> _RECORDS FOR THIS EXERCISE_
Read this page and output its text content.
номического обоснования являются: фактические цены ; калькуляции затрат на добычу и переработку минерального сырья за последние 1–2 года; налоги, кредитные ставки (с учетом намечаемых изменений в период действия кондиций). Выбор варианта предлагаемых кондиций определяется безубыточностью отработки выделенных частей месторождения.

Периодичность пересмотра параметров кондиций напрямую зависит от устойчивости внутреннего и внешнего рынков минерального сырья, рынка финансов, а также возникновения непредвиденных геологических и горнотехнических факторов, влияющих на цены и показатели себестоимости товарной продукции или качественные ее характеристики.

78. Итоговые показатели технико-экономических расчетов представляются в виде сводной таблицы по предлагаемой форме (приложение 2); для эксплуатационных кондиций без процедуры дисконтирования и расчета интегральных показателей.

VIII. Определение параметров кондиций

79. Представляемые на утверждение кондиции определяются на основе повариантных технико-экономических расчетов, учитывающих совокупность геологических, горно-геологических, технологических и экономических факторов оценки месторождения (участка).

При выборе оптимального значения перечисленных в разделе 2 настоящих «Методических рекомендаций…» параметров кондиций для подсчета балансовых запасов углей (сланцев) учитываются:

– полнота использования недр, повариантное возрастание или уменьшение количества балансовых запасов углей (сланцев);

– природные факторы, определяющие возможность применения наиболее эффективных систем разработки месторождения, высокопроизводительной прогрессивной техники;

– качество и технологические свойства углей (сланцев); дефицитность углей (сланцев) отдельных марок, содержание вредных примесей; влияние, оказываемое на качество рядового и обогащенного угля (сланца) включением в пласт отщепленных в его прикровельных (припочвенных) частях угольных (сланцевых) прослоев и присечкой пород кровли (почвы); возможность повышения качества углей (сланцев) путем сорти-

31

> _WHAT TO DO_
Give the data again, exactly as it stands.

> _TASK RESULT_
Read this page and output its text content.
номического обоснования являются: фактические цены ; калькуляции затрат на добычу и переработку минерального сырья за последние 1–2 года; налоги, кредитные ставки (с учетом намечаемых изменений в период действия кондиций). Выбор варианта предлагаемых кондиций определяется безубыточностью отработки выделенных частей месторождения.

Периодичность пересмотра параметров кондиций напрямую зависит от устойчивости внутреннего и внешнего рынков минерального сырья, рынка финансов, а также возникновения непредвиденных геологических и горнотехнических факторов, влияющих на цены и показатели себестоимости товарной продукции или качественные ее характеристики.

78. Итоговые показатели технико-экономических расчетов представляются в виде сводной таблицы по предлагаемой форме (приложение 2); для эксплуатационных кондиций без процедуры дисконтирования и расчета интегральных показателей.

VIII. Определение параметров кондиций

79. Представляемые на утверждение кондиции определяются на основе повариантных технико-экономических расчетов, учитывающих совокупность геологических, горно-геологических, технологических и экономических факторов оценки месторождения (участка).

При выборе оптимального значения перечисленных в разделе 2 настоящих «Методических рекомендаций…» параметров кондиций для подсчета балансовых запасов углей (сланцев) учитываются:

– полнота использования недр, повариантное возрастание или уменьшение количества балансовых запасов углей (сланцев);

– природные факторы, определяющие возможность применения наиболее эффективных систем разработки месторождения, высокопроизводительной прогрессивной техники;

– качество и технологические свойства углей (сланцев); дефицитность углей (сланцев) отдельных марок, содержание вредных примесей; влияние, оказываемое на качество рядового и обогащенного угля (сланца) включением в пласт отщепленных в его прикровельных (припочвенных) частях угольных (сланцевых) прослоев и присечкой пород кровли (почвы); возможность повышения качества углей (сланцев) путем сорти-

31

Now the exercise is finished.